**SHORT EXERCISE:** Using the records below, count the lines with "помощи" in them. Give the number only.

◆ ◆ ◆ ◆ ◆ ◆ ◆

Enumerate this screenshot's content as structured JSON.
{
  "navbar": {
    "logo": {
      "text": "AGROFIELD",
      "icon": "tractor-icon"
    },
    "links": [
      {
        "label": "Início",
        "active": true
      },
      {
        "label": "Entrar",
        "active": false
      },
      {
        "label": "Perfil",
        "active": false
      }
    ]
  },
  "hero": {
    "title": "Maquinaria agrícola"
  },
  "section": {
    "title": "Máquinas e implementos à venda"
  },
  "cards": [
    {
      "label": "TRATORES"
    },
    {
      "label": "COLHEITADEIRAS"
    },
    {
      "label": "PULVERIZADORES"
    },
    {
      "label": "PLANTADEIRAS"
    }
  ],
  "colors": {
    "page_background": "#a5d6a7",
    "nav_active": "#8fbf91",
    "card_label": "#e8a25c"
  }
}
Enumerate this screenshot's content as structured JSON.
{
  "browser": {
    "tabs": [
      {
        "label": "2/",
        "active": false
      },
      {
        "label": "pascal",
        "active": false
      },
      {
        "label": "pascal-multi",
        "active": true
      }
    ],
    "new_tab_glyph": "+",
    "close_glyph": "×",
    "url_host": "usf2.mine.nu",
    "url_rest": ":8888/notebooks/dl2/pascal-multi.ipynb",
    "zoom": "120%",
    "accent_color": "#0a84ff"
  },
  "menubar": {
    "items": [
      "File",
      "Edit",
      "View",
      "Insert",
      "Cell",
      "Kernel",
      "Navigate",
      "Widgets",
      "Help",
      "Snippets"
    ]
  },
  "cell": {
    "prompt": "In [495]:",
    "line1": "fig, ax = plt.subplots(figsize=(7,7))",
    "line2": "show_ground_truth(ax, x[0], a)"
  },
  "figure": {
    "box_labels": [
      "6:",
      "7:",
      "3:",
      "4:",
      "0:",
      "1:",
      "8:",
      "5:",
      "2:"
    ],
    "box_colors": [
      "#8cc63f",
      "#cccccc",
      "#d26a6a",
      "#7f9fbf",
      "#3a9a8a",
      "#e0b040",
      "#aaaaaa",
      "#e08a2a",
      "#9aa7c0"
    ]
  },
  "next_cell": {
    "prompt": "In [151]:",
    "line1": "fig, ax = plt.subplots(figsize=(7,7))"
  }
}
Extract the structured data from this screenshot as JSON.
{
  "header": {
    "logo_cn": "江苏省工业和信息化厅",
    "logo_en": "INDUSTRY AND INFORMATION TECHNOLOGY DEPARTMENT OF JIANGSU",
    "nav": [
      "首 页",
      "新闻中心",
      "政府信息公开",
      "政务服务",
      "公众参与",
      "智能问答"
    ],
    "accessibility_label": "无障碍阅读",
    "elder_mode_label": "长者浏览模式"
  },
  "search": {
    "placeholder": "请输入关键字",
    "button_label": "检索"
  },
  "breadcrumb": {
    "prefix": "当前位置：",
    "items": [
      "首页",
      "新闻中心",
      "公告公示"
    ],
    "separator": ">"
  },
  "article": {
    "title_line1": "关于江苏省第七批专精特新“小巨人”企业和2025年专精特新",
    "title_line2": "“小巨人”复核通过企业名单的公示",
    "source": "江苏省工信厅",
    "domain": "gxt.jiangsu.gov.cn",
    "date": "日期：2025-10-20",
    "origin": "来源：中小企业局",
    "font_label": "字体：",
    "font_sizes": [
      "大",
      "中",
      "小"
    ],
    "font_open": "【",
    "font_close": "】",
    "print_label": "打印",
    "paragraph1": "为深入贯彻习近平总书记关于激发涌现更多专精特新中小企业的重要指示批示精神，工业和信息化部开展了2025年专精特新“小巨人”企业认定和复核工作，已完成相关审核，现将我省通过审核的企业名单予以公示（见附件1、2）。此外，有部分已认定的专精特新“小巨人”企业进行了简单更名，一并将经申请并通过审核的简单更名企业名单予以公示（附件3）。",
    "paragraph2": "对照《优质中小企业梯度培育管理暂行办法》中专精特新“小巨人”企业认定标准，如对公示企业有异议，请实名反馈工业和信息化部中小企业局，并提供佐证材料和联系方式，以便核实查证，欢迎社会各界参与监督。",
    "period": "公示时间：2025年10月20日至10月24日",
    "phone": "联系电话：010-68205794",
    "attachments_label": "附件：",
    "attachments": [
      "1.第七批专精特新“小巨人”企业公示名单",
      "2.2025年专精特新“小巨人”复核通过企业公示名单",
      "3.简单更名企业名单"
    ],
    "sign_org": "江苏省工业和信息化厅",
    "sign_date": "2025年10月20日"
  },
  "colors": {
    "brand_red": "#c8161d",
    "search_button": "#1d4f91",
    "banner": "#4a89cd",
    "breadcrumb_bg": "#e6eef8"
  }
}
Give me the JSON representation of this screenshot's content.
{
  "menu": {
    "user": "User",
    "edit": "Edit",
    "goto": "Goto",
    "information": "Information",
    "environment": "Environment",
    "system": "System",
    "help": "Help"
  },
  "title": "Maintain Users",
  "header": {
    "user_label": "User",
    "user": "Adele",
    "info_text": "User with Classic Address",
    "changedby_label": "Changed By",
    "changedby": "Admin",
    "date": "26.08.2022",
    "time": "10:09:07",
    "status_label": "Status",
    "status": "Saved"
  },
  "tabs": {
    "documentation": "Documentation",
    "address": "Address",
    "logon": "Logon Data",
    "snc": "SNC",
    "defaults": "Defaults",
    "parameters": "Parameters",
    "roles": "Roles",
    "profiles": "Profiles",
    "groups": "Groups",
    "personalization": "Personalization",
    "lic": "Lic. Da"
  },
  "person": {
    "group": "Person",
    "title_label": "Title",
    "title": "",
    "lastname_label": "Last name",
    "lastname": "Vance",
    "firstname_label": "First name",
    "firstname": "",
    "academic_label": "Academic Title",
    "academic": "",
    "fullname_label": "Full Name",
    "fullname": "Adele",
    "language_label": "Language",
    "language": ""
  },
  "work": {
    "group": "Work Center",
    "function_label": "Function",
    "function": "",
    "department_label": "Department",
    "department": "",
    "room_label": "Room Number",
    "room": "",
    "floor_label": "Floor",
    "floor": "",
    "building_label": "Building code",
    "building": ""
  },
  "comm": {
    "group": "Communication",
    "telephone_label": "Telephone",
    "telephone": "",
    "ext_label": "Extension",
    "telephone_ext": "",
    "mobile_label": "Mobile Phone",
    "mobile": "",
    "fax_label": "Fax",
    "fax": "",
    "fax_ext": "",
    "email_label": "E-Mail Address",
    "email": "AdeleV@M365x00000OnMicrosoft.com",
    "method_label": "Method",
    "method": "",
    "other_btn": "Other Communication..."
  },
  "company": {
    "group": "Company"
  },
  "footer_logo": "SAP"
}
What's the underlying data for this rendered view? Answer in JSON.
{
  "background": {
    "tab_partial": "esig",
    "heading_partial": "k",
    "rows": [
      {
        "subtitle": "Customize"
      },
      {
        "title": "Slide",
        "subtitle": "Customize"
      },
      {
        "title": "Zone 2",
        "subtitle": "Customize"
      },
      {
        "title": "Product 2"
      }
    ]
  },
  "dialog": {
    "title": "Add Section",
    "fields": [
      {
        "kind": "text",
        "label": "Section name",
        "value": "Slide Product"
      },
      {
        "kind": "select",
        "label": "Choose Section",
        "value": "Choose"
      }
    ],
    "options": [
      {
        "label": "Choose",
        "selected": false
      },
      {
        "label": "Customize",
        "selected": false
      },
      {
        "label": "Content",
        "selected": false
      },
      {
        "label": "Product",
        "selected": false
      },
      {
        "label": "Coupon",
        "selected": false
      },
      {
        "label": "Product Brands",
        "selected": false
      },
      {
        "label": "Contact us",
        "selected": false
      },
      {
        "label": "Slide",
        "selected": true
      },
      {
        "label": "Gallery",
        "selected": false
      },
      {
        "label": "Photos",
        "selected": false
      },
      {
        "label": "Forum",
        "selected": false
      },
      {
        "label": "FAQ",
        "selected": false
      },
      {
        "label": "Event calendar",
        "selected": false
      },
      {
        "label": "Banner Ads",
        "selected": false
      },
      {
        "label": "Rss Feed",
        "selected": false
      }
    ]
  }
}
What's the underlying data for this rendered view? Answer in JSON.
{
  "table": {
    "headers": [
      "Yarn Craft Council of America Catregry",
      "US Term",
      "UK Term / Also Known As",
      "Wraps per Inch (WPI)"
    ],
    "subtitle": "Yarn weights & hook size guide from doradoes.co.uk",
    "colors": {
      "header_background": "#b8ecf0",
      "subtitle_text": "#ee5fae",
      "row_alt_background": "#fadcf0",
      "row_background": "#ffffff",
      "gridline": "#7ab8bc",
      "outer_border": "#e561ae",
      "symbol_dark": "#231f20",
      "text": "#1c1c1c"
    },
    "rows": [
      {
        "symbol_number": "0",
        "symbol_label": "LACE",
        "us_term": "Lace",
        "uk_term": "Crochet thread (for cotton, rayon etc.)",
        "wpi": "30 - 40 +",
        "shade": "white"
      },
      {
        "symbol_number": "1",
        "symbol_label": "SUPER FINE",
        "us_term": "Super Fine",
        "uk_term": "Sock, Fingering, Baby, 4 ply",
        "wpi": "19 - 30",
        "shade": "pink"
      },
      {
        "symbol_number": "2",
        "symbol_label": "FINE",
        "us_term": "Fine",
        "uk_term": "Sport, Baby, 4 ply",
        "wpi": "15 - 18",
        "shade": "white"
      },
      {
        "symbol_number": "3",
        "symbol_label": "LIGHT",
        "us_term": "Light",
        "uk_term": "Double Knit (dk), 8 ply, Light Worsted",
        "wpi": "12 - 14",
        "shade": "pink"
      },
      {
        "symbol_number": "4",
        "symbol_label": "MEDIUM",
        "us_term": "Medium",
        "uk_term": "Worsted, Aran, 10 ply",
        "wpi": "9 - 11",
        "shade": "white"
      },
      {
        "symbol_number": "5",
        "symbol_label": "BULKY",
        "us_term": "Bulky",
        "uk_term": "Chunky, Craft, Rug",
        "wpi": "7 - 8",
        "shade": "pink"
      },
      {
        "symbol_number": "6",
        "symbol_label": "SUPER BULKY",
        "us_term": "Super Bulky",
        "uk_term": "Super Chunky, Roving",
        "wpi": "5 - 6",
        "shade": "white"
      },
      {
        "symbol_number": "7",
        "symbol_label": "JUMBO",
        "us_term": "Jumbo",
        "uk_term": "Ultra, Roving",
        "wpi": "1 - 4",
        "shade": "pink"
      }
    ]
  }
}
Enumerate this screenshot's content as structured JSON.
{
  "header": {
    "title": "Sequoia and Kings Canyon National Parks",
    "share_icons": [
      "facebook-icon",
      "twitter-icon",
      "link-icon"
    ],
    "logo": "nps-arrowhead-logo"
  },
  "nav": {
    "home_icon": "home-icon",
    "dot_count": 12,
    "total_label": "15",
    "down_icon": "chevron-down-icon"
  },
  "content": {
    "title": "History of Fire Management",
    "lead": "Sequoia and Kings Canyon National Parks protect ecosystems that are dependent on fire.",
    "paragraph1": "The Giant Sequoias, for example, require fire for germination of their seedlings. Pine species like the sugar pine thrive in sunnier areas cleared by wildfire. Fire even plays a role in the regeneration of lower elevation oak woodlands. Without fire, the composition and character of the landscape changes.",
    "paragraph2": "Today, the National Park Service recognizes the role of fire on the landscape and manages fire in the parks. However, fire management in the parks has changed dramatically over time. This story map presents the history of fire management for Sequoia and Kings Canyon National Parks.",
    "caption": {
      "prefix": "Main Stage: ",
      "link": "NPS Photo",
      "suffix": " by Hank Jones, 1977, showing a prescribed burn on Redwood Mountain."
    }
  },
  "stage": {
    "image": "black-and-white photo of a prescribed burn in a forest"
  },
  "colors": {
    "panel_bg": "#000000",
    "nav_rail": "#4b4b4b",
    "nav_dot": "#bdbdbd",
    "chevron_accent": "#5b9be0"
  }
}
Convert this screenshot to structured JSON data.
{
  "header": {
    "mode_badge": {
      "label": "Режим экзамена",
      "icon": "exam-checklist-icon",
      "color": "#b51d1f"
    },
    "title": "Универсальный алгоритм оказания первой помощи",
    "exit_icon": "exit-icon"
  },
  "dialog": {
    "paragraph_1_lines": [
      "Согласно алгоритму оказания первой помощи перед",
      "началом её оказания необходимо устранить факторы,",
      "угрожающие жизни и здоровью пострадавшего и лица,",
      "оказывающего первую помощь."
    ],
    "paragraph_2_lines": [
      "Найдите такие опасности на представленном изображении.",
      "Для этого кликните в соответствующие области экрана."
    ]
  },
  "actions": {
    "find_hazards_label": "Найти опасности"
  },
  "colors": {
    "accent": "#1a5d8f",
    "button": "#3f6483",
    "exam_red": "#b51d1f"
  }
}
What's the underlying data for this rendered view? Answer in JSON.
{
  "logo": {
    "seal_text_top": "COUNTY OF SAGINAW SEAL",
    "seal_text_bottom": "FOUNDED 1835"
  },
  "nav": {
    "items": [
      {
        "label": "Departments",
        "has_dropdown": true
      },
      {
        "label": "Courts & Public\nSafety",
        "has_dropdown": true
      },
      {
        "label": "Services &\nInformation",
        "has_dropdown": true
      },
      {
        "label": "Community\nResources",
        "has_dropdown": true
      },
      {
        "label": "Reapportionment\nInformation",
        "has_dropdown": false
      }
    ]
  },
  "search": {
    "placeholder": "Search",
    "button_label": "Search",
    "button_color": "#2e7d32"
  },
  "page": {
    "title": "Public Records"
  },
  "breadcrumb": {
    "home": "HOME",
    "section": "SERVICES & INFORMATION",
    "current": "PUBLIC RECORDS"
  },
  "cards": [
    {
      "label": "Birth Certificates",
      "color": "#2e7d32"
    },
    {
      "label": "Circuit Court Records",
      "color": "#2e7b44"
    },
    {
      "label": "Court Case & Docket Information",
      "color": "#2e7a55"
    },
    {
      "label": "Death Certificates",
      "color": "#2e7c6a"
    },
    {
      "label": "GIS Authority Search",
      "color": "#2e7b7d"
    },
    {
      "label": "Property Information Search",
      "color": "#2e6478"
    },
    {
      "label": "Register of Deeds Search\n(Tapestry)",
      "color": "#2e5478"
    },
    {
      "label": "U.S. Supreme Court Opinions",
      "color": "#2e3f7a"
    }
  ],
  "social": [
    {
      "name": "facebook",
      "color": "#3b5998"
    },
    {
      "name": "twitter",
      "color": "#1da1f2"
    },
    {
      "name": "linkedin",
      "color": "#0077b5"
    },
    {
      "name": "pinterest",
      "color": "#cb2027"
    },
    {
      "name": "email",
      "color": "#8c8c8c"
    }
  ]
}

◆ ◆ ◆ ◆ ◆ ◆ ◆

**EXERCISE RESULT:** 2